----- Exercise input

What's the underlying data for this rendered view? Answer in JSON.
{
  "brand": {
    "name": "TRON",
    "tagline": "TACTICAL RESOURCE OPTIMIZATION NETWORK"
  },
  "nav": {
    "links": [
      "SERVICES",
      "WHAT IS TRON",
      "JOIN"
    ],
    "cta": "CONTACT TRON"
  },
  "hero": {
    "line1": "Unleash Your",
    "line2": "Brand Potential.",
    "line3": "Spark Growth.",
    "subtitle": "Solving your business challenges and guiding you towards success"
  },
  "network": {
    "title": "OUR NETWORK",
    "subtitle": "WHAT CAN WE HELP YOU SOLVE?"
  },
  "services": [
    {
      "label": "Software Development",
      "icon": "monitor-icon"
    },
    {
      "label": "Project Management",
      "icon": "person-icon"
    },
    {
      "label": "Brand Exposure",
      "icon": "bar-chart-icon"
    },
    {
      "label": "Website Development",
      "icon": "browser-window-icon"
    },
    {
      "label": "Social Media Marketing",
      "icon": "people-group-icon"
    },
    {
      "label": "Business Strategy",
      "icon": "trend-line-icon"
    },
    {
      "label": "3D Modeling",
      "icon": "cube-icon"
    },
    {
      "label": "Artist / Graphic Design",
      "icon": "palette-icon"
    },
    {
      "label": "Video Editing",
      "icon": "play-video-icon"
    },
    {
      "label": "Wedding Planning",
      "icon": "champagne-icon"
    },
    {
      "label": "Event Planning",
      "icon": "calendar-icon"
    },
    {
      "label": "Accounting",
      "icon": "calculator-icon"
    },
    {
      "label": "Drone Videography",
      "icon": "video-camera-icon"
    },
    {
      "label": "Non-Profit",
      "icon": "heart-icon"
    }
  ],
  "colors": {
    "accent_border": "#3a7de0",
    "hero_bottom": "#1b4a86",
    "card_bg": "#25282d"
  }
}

----------

## To be done
Count the lines of the listing above that include the word "Development" and state the total with nothing else.

## Full solution
2